Directions ▸
Each line of the listing that contains the word "components" is to be copied.

━━━━━ Data supplied

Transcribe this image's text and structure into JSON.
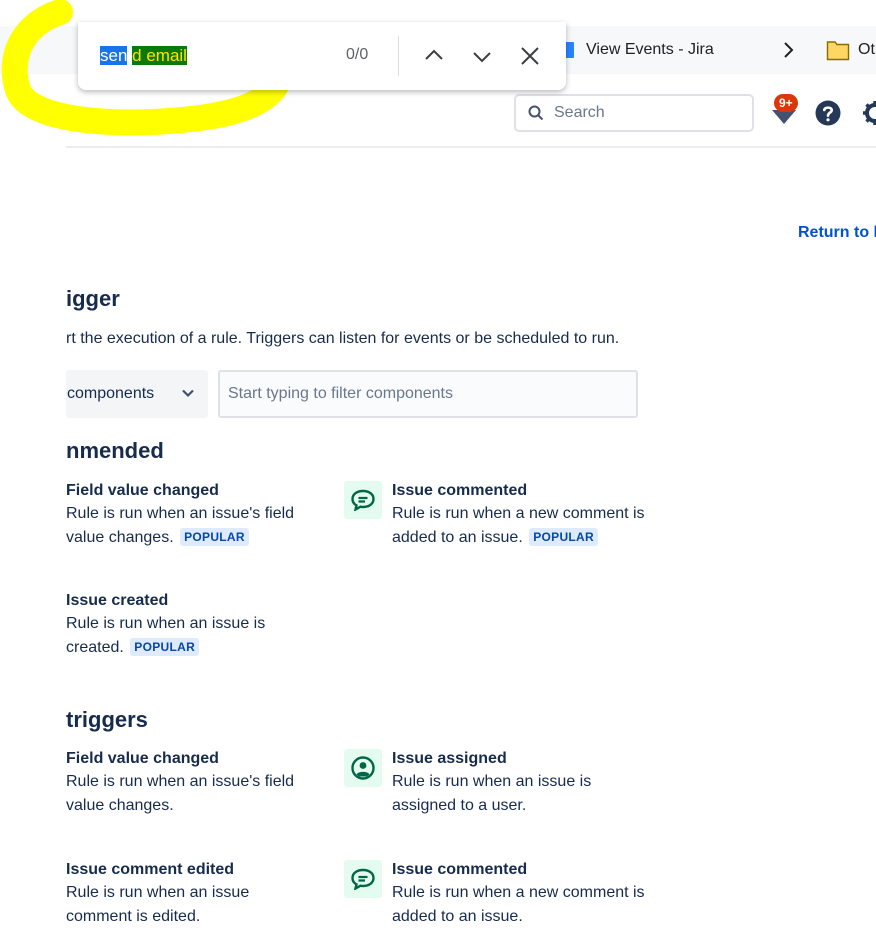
{
  "find_bar": {
    "query": "send email",
    "count": "0/0"
  },
  "bookmarks": {
    "tab_title": "View Events - Jira",
    "folder_label": "Ot"
  },
  "header": {
    "search_placeholder": "Search",
    "notification_count": "9+"
  },
  "page": {
    "return_link": "Return to l",
    "title": "igger",
    "description": "rt the execution of a rule. Triggers can listen for events or be scheduled to run.",
    "category_select": "components",
    "filter_placeholder": "Start typing to filter components"
  },
  "recommended": {
    "heading": "nmended",
    "items": [
      {
        "title": "Field value changed",
        "desc": "Rule is run when an issue's field value changes.",
        "badge": "POPULAR",
        "icon": ""
      },
      {
        "title": "Issue commented",
        "desc": "Rule is run when a new comment is added to an issue.",
        "badge": "POPULAR",
        "icon": "comment-icon"
      },
      {
        "title": "Issue created",
        "desc": "Rule is run when an issue is created.",
        "badge": "POPULAR",
        "icon": ""
      }
    ]
  },
  "triggers": {
    "heading": "triggers",
    "items": [
      {
        "title": "Field value changed",
        "desc": "Rule is run when an issue's field value changes.",
        "icon": ""
      },
      {
        "title": "Issue assigned",
        "desc": "Rule is run when an issue is assigned to a user.",
        "icon": "user-icon"
      },
      {
        "title": "Issue comment edited",
        "desc": "Rule is run when an issue comment is edited.",
        "icon": ""
      },
      {
        "title": "Issue commented",
        "desc": "Rule is run when a new comment is added to an issue.",
        "icon": "comment-icon"
      }
    ]
  },
  "colors": {
    "link": "#0052cc",
    "badge_bg": "#deebff",
    "badge_text": "#0747a6",
    "icon_bg": "#e3fcef",
    "icon_fg": "#006644",
    "highlight_marker": "#ffff00"
  }
}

━━━━━━━━━━

The completed task ▸
    "category_select": "components",
    "filter_placeholder": "Start typing to filter components"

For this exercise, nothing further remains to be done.